### WHAT NEEDS TO BE DONE
Only lines holding the word "text" should be copied from the material.

[Figure record extracts]
* * * *
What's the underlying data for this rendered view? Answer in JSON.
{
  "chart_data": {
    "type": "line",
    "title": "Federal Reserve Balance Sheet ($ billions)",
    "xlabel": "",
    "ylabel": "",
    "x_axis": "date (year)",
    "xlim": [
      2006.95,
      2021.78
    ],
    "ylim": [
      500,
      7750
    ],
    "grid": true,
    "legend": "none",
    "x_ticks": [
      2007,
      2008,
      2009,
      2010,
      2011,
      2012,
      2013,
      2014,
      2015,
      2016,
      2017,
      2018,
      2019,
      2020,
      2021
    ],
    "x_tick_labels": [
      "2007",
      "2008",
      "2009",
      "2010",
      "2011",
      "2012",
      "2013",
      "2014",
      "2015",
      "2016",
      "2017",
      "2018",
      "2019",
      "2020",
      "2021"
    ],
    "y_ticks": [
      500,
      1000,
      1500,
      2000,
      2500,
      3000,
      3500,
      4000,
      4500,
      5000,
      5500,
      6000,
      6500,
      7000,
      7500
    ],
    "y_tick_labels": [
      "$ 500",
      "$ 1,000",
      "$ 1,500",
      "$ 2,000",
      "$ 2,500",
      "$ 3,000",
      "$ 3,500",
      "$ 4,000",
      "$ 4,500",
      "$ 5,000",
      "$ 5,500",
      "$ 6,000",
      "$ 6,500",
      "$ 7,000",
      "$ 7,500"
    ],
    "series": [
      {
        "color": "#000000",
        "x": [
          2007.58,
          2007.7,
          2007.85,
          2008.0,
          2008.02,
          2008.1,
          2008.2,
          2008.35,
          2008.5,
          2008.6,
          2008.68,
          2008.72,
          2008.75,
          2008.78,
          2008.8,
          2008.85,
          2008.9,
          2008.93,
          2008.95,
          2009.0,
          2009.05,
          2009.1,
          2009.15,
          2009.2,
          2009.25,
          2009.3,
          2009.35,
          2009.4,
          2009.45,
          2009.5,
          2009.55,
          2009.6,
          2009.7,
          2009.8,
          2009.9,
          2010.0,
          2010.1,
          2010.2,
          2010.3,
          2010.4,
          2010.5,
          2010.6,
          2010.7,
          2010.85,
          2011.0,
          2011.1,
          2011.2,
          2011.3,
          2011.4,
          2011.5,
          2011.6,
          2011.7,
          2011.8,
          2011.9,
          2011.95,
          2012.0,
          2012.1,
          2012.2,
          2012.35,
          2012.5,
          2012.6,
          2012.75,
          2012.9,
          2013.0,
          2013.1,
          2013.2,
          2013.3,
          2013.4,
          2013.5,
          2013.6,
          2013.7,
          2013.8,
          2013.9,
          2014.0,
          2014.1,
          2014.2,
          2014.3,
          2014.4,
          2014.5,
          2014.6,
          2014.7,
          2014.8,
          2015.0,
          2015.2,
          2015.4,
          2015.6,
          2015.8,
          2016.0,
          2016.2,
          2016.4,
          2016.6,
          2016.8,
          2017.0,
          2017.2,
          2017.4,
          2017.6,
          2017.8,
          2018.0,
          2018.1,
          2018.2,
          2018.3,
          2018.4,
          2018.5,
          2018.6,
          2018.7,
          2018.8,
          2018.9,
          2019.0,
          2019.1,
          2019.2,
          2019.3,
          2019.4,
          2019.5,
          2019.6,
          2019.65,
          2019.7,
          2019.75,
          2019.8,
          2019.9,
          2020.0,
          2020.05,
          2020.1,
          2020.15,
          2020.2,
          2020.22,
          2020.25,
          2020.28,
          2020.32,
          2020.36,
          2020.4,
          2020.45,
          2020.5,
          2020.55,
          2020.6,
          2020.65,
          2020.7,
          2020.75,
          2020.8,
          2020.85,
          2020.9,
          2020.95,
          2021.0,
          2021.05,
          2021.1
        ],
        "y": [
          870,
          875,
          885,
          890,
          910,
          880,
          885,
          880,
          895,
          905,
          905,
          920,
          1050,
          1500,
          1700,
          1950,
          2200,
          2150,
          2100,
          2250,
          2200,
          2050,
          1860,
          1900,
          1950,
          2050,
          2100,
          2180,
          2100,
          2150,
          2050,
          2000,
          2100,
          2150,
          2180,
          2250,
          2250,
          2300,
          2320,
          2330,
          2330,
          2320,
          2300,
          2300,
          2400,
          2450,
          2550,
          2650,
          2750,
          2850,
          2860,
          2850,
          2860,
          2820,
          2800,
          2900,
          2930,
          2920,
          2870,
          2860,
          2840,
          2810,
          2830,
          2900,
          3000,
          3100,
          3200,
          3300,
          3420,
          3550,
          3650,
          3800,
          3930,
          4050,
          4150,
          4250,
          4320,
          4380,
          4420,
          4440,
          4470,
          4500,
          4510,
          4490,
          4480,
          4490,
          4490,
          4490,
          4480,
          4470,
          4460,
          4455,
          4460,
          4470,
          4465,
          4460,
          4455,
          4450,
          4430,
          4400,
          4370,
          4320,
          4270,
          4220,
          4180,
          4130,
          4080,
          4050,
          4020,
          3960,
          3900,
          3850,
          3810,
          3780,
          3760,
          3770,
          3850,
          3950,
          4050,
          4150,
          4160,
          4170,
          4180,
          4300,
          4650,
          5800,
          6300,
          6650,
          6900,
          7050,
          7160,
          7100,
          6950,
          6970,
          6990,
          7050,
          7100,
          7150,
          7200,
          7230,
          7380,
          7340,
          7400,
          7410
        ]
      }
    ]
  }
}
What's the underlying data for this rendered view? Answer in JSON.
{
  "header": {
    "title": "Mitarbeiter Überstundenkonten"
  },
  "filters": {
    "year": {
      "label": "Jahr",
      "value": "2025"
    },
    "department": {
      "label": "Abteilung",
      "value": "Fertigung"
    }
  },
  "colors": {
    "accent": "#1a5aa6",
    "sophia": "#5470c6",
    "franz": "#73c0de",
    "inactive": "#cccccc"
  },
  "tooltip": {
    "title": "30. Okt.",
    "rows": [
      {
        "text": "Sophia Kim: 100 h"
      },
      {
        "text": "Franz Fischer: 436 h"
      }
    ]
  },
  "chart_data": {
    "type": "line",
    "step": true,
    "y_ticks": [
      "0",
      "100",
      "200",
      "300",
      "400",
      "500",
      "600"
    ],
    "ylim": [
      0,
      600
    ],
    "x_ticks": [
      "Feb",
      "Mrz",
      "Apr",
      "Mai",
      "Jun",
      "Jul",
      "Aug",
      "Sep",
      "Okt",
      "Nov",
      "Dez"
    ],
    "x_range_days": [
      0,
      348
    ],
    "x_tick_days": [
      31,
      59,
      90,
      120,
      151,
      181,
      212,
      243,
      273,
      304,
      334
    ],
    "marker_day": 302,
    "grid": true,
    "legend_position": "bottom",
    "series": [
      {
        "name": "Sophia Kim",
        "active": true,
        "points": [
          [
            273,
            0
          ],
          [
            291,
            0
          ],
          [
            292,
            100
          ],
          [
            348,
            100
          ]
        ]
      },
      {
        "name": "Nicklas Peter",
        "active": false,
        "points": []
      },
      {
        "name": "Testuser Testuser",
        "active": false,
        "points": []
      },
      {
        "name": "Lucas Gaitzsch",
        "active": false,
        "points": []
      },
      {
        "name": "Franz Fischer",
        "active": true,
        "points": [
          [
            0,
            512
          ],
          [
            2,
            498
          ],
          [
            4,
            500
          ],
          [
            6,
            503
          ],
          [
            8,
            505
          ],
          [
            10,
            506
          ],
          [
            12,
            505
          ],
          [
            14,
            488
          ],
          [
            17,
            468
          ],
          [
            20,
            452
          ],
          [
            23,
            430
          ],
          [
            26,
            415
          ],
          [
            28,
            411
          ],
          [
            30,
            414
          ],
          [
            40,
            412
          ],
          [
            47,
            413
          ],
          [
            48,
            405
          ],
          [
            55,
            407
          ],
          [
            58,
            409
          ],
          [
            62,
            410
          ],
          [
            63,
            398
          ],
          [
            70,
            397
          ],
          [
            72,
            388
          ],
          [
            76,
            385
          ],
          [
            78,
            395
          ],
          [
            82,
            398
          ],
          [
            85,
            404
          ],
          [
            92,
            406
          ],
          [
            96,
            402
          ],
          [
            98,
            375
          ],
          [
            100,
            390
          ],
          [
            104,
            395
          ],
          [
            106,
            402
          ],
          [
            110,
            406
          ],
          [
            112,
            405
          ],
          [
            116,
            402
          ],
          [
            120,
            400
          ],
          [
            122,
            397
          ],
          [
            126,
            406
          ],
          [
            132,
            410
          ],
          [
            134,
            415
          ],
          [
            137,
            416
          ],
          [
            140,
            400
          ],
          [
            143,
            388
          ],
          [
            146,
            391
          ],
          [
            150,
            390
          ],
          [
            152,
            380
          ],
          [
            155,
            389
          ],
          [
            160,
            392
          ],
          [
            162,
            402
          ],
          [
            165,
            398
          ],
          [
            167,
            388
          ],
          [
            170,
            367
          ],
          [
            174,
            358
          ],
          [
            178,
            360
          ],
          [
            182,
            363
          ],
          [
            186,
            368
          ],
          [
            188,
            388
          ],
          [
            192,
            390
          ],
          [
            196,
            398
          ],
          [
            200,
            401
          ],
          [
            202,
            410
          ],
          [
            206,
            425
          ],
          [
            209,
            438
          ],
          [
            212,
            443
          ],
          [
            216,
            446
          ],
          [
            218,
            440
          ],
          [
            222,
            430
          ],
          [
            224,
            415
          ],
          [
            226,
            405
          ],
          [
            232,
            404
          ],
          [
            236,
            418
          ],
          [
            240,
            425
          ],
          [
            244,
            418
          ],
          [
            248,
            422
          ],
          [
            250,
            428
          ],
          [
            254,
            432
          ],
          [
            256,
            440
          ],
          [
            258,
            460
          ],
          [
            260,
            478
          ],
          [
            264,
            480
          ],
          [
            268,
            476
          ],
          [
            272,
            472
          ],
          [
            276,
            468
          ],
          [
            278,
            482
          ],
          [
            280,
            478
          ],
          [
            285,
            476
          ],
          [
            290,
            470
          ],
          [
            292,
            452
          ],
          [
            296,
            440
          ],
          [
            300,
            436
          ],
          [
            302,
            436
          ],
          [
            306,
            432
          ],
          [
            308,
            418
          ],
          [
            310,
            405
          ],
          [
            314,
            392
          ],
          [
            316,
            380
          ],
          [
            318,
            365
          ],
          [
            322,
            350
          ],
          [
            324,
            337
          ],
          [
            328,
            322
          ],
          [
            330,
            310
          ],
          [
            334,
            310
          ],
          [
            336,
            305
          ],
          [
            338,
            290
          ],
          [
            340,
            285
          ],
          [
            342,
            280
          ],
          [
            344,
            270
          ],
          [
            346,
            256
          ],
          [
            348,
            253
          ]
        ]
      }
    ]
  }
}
* * * *
### SOLUTION FOR THIS TASK
        "text": "Sophia Kim: 100 h"
        "text": "Franz Fischer: 436 h"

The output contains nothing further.